Page records with their text
- - - - - - -
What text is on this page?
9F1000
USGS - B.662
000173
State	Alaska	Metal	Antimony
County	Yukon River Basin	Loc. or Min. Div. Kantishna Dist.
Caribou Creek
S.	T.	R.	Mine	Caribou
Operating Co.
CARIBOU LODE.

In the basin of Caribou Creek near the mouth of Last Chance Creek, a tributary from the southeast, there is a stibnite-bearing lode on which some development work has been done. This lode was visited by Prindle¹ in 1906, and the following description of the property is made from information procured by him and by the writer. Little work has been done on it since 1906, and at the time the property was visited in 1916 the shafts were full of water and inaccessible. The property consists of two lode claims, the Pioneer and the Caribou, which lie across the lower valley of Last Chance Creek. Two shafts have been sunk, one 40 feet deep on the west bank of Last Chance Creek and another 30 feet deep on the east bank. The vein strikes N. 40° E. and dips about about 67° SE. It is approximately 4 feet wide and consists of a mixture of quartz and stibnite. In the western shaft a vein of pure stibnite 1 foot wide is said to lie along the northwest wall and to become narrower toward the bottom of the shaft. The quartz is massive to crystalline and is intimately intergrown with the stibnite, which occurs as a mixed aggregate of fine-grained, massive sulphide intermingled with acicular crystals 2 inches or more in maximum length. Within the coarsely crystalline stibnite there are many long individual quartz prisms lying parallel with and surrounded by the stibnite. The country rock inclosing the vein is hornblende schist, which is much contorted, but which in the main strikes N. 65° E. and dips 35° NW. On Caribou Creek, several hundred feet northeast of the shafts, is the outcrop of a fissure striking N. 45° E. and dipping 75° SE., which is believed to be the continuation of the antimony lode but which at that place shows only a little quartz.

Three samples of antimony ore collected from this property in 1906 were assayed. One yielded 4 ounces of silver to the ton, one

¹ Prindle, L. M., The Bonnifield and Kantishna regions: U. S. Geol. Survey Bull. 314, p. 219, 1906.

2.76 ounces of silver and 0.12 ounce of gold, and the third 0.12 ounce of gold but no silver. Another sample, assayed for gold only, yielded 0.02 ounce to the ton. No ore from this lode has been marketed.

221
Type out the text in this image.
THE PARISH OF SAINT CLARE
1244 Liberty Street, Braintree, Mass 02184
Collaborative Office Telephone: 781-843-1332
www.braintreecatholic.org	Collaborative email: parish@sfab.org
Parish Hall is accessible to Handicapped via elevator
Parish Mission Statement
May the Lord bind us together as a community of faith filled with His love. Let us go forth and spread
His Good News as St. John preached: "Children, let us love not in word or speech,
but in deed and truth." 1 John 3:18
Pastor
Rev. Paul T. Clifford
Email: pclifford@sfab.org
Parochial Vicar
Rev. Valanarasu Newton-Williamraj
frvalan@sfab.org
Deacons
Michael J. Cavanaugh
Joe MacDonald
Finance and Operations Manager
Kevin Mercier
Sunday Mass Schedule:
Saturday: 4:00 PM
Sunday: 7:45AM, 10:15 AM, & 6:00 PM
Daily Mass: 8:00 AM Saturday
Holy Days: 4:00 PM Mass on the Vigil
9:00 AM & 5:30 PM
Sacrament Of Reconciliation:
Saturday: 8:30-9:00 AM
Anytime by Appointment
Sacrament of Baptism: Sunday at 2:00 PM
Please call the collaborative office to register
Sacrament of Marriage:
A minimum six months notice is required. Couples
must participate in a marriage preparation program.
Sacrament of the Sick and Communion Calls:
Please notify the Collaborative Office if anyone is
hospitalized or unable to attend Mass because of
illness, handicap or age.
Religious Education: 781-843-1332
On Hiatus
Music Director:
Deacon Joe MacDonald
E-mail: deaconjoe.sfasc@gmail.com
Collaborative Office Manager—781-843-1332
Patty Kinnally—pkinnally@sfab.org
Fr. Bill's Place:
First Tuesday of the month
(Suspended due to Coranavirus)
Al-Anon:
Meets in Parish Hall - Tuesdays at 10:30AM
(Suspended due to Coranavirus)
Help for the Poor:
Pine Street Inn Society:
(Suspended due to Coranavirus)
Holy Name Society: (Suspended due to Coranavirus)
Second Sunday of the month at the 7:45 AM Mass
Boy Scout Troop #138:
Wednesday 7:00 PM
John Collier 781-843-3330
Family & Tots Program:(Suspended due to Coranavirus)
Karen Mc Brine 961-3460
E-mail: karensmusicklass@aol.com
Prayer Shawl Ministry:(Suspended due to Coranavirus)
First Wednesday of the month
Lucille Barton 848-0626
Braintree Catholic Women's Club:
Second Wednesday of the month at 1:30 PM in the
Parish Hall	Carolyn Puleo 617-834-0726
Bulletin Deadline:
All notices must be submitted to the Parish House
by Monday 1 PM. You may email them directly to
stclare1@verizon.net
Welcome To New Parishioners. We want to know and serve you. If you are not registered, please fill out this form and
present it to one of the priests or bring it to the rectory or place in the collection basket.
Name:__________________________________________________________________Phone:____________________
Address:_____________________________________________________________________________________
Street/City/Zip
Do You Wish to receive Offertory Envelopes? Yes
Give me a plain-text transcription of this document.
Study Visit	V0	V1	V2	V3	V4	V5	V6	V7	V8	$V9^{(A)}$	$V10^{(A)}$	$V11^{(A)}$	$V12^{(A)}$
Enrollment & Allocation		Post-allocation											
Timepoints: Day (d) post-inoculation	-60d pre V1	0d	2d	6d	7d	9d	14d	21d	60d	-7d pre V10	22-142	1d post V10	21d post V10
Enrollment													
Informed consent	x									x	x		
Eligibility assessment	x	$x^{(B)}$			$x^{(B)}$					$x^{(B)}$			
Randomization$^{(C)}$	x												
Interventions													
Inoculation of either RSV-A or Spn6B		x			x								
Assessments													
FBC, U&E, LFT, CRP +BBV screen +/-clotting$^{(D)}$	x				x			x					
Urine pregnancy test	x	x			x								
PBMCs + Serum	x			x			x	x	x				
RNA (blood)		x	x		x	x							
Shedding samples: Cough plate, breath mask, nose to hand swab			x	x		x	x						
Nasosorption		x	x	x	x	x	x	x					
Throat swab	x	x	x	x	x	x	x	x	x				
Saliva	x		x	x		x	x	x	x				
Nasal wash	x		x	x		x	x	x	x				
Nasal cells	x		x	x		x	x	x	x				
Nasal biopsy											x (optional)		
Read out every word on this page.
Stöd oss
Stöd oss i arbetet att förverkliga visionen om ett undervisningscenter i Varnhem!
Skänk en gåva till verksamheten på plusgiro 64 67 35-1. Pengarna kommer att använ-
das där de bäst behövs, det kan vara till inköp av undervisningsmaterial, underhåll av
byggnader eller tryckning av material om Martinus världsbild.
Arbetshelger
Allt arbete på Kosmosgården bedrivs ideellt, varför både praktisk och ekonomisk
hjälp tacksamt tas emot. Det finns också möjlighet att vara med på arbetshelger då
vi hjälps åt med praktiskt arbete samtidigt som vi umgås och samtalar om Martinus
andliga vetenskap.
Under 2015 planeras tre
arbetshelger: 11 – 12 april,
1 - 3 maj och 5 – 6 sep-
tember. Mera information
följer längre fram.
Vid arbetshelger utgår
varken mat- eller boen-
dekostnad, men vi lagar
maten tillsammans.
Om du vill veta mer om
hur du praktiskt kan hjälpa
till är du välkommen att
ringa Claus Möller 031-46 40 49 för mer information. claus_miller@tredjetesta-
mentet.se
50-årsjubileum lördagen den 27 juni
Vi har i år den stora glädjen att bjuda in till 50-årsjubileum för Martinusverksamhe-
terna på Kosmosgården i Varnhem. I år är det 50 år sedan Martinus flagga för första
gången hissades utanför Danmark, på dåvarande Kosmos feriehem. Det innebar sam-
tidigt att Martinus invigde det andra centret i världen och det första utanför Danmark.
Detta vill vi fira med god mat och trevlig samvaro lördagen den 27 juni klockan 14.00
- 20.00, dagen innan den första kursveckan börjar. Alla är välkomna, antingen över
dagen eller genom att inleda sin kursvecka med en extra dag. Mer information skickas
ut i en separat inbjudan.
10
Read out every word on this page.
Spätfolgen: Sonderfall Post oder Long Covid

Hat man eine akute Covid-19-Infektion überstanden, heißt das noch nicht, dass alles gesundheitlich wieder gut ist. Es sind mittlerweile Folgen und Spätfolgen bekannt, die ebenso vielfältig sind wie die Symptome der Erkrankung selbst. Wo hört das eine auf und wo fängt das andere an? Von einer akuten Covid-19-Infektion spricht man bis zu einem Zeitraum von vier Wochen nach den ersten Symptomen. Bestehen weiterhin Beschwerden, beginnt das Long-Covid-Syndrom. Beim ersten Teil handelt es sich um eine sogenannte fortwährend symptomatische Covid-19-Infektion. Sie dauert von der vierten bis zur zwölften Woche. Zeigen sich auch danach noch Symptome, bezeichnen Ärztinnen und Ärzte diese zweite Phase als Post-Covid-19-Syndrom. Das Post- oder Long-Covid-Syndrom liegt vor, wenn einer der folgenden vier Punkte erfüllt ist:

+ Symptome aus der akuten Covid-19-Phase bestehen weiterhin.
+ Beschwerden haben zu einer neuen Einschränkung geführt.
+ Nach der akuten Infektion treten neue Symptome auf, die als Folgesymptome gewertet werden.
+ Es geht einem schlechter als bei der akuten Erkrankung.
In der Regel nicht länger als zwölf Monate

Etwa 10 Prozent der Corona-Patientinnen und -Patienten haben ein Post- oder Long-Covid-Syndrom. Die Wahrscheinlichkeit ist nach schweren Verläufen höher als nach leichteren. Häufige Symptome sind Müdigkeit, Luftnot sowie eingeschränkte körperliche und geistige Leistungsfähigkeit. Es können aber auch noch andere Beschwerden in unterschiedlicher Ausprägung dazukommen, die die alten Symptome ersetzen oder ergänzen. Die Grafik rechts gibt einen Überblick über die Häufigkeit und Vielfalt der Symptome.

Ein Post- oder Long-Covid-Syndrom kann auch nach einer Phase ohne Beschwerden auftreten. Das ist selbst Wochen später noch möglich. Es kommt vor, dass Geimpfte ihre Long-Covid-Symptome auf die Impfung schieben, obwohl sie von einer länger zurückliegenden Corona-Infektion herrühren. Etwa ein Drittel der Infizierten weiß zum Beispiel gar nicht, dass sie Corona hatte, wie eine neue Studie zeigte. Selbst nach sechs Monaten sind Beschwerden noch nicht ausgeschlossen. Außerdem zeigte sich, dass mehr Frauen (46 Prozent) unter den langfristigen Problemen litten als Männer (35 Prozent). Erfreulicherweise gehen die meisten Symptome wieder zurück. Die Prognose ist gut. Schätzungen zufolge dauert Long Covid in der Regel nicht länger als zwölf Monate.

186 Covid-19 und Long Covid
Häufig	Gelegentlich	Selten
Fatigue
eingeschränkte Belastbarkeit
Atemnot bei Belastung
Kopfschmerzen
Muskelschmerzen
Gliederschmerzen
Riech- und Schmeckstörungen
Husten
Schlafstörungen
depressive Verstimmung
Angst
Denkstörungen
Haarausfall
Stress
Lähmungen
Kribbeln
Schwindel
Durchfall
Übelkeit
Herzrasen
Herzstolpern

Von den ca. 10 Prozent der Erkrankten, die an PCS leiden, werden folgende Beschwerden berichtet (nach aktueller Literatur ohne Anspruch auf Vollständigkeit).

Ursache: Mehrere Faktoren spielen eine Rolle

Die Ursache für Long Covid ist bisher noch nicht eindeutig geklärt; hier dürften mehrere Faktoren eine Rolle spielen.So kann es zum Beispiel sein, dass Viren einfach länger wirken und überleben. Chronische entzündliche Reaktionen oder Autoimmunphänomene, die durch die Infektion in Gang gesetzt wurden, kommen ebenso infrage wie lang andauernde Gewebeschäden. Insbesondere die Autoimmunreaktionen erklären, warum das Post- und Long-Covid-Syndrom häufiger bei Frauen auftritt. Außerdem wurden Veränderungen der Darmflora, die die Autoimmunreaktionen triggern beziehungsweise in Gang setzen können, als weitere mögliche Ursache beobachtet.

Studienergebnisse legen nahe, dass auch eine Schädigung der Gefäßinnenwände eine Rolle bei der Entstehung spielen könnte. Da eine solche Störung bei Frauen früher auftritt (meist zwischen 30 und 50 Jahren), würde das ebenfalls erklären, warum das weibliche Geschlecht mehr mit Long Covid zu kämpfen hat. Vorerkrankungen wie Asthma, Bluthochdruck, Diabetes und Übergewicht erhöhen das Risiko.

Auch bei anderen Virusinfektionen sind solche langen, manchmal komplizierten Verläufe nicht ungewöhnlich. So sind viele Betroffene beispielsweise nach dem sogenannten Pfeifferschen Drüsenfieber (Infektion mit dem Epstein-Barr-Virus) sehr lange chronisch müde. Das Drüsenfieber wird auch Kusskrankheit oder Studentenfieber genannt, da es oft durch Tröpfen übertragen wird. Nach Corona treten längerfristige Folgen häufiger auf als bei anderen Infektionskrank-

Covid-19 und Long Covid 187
- - - - - - -
- WHAT YOU SHOULD DO:
Return all lines in the data that include the word "sfab".

- WRITTEN SOLUTION:
www.braintreecatholic.org	Collaborative email: parish@sfab.org
Email: pclifford@sfab.org
frvalan@sfab.org
Patty Kinnally—pkinnally@sfab.org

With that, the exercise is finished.